→ **Aim**
Reproduce every row below word for word, leaving out the pictures.

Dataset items

- - -

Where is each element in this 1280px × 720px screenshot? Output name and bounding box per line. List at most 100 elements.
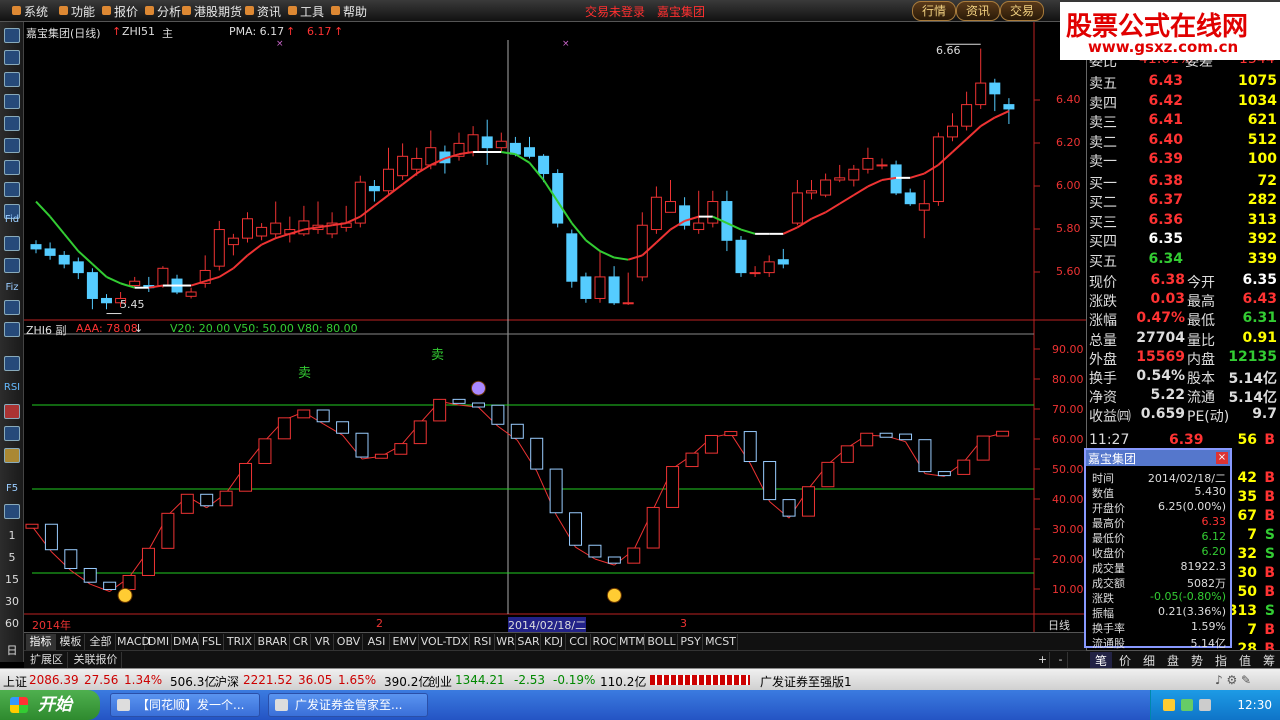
zhi6-box[interactable] bbox=[180, 493, 194, 514]
tab-psy[interactable]: PSY bbox=[679, 634, 703, 650]
candle-body[interactable] bbox=[665, 201, 676, 213]
candle-body[interactable] bbox=[411, 157, 423, 170]
bid-row[interactable]: 买二 6.37 282 bbox=[1089, 191, 1279, 211]
candle-body[interactable] bbox=[481, 136, 493, 149]
tab-macd[interactable]: MACD bbox=[117, 634, 150, 650]
zhi6-box[interactable] bbox=[258, 438, 272, 464]
candle-body[interactable] bbox=[961, 104, 973, 127]
period-30min[interactable]: 30 bbox=[0, 595, 24, 608]
zhi6-box[interactable] bbox=[336, 421, 350, 434]
candle-body[interactable] bbox=[58, 254, 70, 265]
tab-mtm[interactable]: MTM bbox=[619, 634, 645, 650]
candle-body[interactable] bbox=[495, 140, 507, 149]
sidebar-tab[interactable]: 值 bbox=[1234, 652, 1256, 669]
zhi6-box[interactable] bbox=[879, 432, 893, 438]
zhi6-box[interactable] bbox=[782, 499, 796, 517]
tab-related-quote[interactable]: 关联报价 bbox=[70, 652, 122, 668]
info-popup-title[interactable]: 嘉宝集团 bbox=[1086, 450, 1230, 466]
sidebar-tab[interactable]: 势 bbox=[1186, 652, 1208, 669]
tab-wr[interactable]: WR bbox=[496, 634, 516, 650]
formula-icon[interactable] bbox=[4, 300, 20, 315]
zhi6-box[interactable] bbox=[471, 402, 485, 408]
tab-全部[interactable]: 全部 bbox=[86, 634, 116, 650]
candle-body[interactable] bbox=[749, 272, 761, 275]
sidebar-tab[interactable]: 笔 bbox=[1090, 652, 1112, 669]
zhi6-box[interactable] bbox=[743, 431, 757, 463]
ask-row[interactable]: 卖五 6.43 1075 bbox=[1089, 72, 1279, 92]
candle-body[interactable] bbox=[467, 134, 479, 153]
candle-body[interactable] bbox=[368, 185, 380, 192]
candle-body[interactable] bbox=[298, 220, 310, 235]
candle-body[interactable] bbox=[693, 222, 705, 231]
tab-dma[interactable]: DMA bbox=[173, 634, 199, 650]
tab-emv[interactable]: EMV bbox=[391, 634, 419, 650]
zhi6-box[interactable] bbox=[25, 523, 39, 529]
window-icon[interactable] bbox=[4, 504, 20, 519]
zhi6-box[interactable] bbox=[530, 437, 544, 470]
candle-body[interactable] bbox=[44, 248, 56, 256]
sidebar-tab[interactable]: 细 bbox=[1138, 652, 1160, 669]
news-button[interactable]: 资讯 bbox=[956, 1, 1000, 21]
candle-body[interactable] bbox=[30, 244, 42, 250]
tray-network-icon[interactable] bbox=[1181, 699, 1193, 711]
tab-boll[interactable]: BOLL bbox=[646, 634, 678, 650]
zhi6-box[interactable] bbox=[103, 581, 117, 590]
zhi6-box[interactable] bbox=[219, 490, 233, 507]
tray-app-icon[interactable] bbox=[1163, 699, 1175, 711]
sz-index-name[interactable]: 沪深 bbox=[215, 673, 239, 690]
bid-row[interactable]: 买五 6.34 339 bbox=[1089, 250, 1279, 270]
zhi6-box[interactable] bbox=[666, 466, 680, 508]
candle-body[interactable] bbox=[594, 276, 606, 299]
candle-body[interactable] bbox=[86, 272, 98, 299]
period-15min[interactable]: 15 bbox=[0, 573, 24, 586]
bid-row[interactable]: 买三 6.36 313 bbox=[1089, 211, 1279, 231]
zhi6-box[interactable] bbox=[161, 512, 175, 549]
candle-body[interactable] bbox=[101, 297, 112, 304]
settings-icon[interactable] bbox=[4, 322, 20, 337]
tab-kdj[interactable]: KDJ bbox=[542, 634, 566, 650]
zhi6-box[interactable] bbox=[549, 468, 563, 514]
status-tools-icon[interactable]: ♪ ⚙ ✎ bbox=[1215, 673, 1251, 687]
candle-body[interactable] bbox=[791, 192, 803, 224]
candle-body[interactable] bbox=[806, 190, 817, 194]
menu-analysis[interactable]: 分析 bbox=[143, 3, 181, 20]
zhi6-box[interactable] bbox=[374, 453, 388, 459]
start-button[interactable]: 开始 bbox=[0, 690, 100, 720]
zhi6-box[interactable] bbox=[627, 547, 641, 564]
task-ths[interactable]: 【同花顺】发一个... bbox=[110, 693, 260, 717]
chart-area[interactable]: 嘉宝集团(日线) ↑ ZHI51 主 PMA: 6.17 ↑ 6.17 ↑ × … bbox=[24, 22, 1086, 633]
candle-body[interactable] bbox=[509, 142, 521, 155]
candle-body[interactable] bbox=[862, 157, 874, 170]
zhi6-box[interactable] bbox=[685, 452, 699, 468]
zhi6-box[interactable] bbox=[510, 423, 524, 439]
candle-body[interactable] bbox=[848, 168, 860, 181]
candle-body[interactable] bbox=[242, 218, 253, 239]
candle-body[interactable] bbox=[157, 267, 169, 287]
period-5min[interactable]: 5 bbox=[0, 551, 24, 564]
pen-icon[interactable] bbox=[4, 448, 20, 463]
bid-row[interactable]: 买一 6.38 72 bbox=[1089, 172, 1279, 192]
zhi6-box[interactable] bbox=[83, 567, 97, 583]
zhi6-box[interactable] bbox=[122, 574, 136, 590]
menu-quote[interactable]: 报价 bbox=[100, 3, 138, 20]
candle-body[interactable] bbox=[834, 177, 846, 181]
menu-help[interactable]: 帮助 bbox=[329, 3, 367, 20]
zhi6-box[interactable] bbox=[937, 471, 951, 477]
zhi6-box[interactable] bbox=[840, 445, 854, 463]
tab-vol-tdx[interactable]: VOL-TDX bbox=[420, 634, 470, 650]
table-icon[interactable] bbox=[4, 116, 20, 131]
zhi6-box[interactable] bbox=[704, 434, 718, 454]
candle-body[interactable] bbox=[975, 82, 987, 106]
ask-row[interactable]: 卖三 6.41 621 bbox=[1089, 111, 1279, 131]
ask-row[interactable]: 卖一 6.39 100 bbox=[1089, 150, 1279, 170]
candle-body[interactable] bbox=[763, 261, 775, 274]
main-indicator-name[interactable]: ZHI51 bbox=[122, 25, 155, 38]
candle-body[interactable] bbox=[876, 164, 888, 167]
tab-extension-area[interactable]: 扩展区 bbox=[26, 652, 68, 668]
candle-body[interactable] bbox=[989, 82, 1001, 95]
trade-button[interactable]: 交易 bbox=[1000, 1, 1044, 21]
tab-rsi[interactable]: RSI bbox=[471, 634, 495, 650]
zhi6-box[interactable] bbox=[141, 547, 155, 576]
ask-row[interactable]: 卖二 6.40 512 bbox=[1089, 131, 1279, 151]
task-gf[interactable]: 广发证券金管家至... bbox=[268, 693, 428, 717]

- - -

→ **Problem solution**
Where is each element in this 1280px × 720px screenshot? Output name and bounding box per line. List at most 100 elements.
zhi6-box[interactable] bbox=[180, 493, 194, 514]
tab-psy[interactable]: PSY bbox=[679, 634, 703, 650]
candle-body[interactable] bbox=[665, 201, 676, 213]
candle-body[interactable] bbox=[411, 157, 423, 170]
bid-row[interactable]: 买二 6.37 282 bbox=[1089, 191, 1279, 211]
candle-body[interactable] bbox=[481, 136, 493, 149]
tab-macd[interactable]: MACD bbox=[117, 634, 150, 650]
zhi6-box[interactable] bbox=[258, 438, 272, 464]
candle-body[interactable] bbox=[961, 104, 973, 127]
period-30min[interactable]: 30 bbox=[0, 595, 24, 608]
zhi6-box[interactable] bbox=[336, 421, 350, 434]
candle-body[interactable] bbox=[58, 254, 70, 265]
tab-mtm[interactable]: MTM bbox=[619, 634, 645, 650]
candle-body[interactable] bbox=[495, 140, 507, 149]
sidebar-tab[interactable]: 值 bbox=[1234, 652, 1256, 669]
zhi6-box[interactable] bbox=[879, 432, 893, 438]
zhi6-box[interactable] bbox=[782, 499, 796, 517]
tab-related-quote[interactable]: 关联报价 bbox=[70, 652, 122, 668]
info-popup-title[interactable]: 嘉宝集团 bbox=[1086, 450, 1230, 466]
sidebar-tab[interactable]: 势 bbox=[1186, 652, 1208, 669]
tab-wr[interactable]: WR bbox=[496, 634, 516, 650]
formula-icon[interactable] bbox=[4, 300, 20, 315]
zhi6-box[interactable] bbox=[471, 402, 485, 408]
tab-全部[interactable]: 全部 bbox=[86, 634, 116, 650]
candle-body[interactable] bbox=[749, 272, 761, 275]
sidebar-tab[interactable]: 笔 bbox=[1090, 652, 1112, 669]
zhi6-box[interactable] bbox=[743, 431, 757, 463]
ask-row[interactable]: 卖五 6.43 1075 bbox=[1089, 72, 1279, 92]
candle-body[interactable] bbox=[467, 134, 479, 153]
candle-body[interactable] bbox=[368, 185, 380, 192]
candle-body[interactable] bbox=[298, 220, 310, 235]
candle-body[interactable] bbox=[693, 222, 705, 231]
tab-dma[interactable]: DMA bbox=[173, 634, 199, 650]
tab-emv[interactable]: EMV bbox=[391, 634, 419, 650]
zhi6-box[interactable] bbox=[25, 523, 39, 529]
window-icon[interactable] bbox=[4, 504, 20, 519]
zhi6-box[interactable] bbox=[530, 437, 544, 470]
candle-body[interactable] bbox=[44, 248, 56, 256]
sidebar-tab[interactable]: 细 bbox=[1138, 652, 1160, 669]
news-button[interactable]: 资讯 bbox=[956, 1, 1000, 21]
candle-body[interactable] bbox=[30, 244, 42, 250]
tray-network-icon[interactable] bbox=[1181, 699, 1193, 711]
tab-boll[interactable]: BOLL bbox=[646, 634, 678, 650]
zhi6-box[interactable] bbox=[103, 581, 117, 590]
zhi6-box[interactable] bbox=[219, 490, 233, 507]
tray-app-icon[interactable] bbox=[1163, 699, 1175, 711]
sz-index-name[interactable]: 沪深 bbox=[215, 673, 239, 690]
bid-row[interactable]: 买五 6.34 339 bbox=[1089, 250, 1279, 270]
zhi6-box[interactable] bbox=[666, 466, 680, 508]
candle-body[interactable] bbox=[594, 276, 606, 299]
candle-body[interactable] bbox=[86, 272, 98, 299]
period-15min[interactable]: 15 bbox=[0, 573, 24, 586]
bid-row[interactable]: 买三 6.36 313 bbox=[1089, 211, 1279, 231]
zhi6-box[interactable] bbox=[161, 512, 175, 549]
candle-body[interactable] bbox=[101, 297, 112, 304]
settings-icon[interactable] bbox=[4, 322, 20, 337]
tab-kdj[interactable]: KDJ bbox=[542, 634, 566, 650]
zhi6-box[interactable] bbox=[549, 468, 563, 514]
status-tools-icon[interactable]: ♪ ⚙ ✎ bbox=[1215, 673, 1251, 687]
candle-body[interactable] bbox=[791, 192, 803, 224]
candle-body[interactable] bbox=[806, 190, 817, 194]
menu-analysis[interactable]: 分析 bbox=[143, 3, 181, 20]
zhi6-box[interactable] bbox=[374, 453, 388, 459]
start-button[interactable]: 开始 bbox=[0, 690, 100, 720]
zhi6-box[interactable] bbox=[627, 547, 641, 564]
task-ths[interactable]: 【同花顺】发一个... bbox=[110, 693, 260, 717]
chart-area[interactable]: 嘉宝集团(日线) ↑ ZHI51 主 PMA: 6.17 ↑ 6.17 ↑ × … bbox=[24, 22, 1086, 633]
candle-body[interactable] bbox=[509, 142, 521, 155]
candle-body[interactable] bbox=[862, 157, 874, 170]
zhi6-box[interactable] bbox=[685, 452, 699, 468]
zhi6-box[interactable] bbox=[510, 423, 524, 439]
candle-body[interactable] bbox=[848, 168, 860, 181]
candle-body[interactable] bbox=[242, 218, 253, 239]
candle-body[interactable] bbox=[157, 267, 169, 287]
period-5min[interactable]: 5 bbox=[0, 551, 24, 564]
pen-icon[interactable] bbox=[4, 448, 20, 463]
bid-row[interactable]: 买一 6.38 72 bbox=[1089, 172, 1279, 192]
zhi6-box[interactable] bbox=[83, 567, 97, 583]
zhi6-box[interactable] bbox=[122, 574, 136, 590]
menu-quote[interactable]: 报价 bbox=[100, 3, 138, 20]
candle-body[interactable] bbox=[834, 177, 846, 181]
menu-help[interactable]: 帮助 bbox=[329, 3, 367, 20]
zhi6-box[interactable] bbox=[937, 471, 951, 477]
zhi6-box[interactable] bbox=[840, 445, 854, 463]
tab-vol-tdx[interactable]: VOL-TDX bbox=[420, 634, 470, 650]
table-icon[interactable] bbox=[4, 116, 20, 131]
zhi6-box[interactable] bbox=[704, 434, 718, 454]
candle-body[interactable] bbox=[975, 82, 987, 106]
ask-row[interactable]: 卖三 6.41 621 bbox=[1089, 111, 1279, 131]
ask-row[interactable]: 卖一 6.39 100 bbox=[1089, 150, 1279, 170]
candle-body[interactable] bbox=[763, 261, 775, 274]
main-indicator-name[interactable]: ZHI51 bbox=[122, 25, 155, 38]
candle-body[interactable] bbox=[876, 164, 888, 167]
tab-extension-area[interactable]: 扩展区 bbox=[26, 652, 68, 668]
candle-body[interactable] bbox=[989, 82, 1001, 95]
trade-button[interactable]: 交易 bbox=[1000, 1, 1044, 21]
tab-rsi[interactable]: RSI bbox=[471, 634, 495, 650]
zhi6-box[interactable] bbox=[141, 547, 155, 576]
ask-row[interactable]: 卖二 6.40 512 bbox=[1089, 131, 1279, 151]
task-gf[interactable]: 广发证券金管家至... bbox=[268, 693, 428, 717]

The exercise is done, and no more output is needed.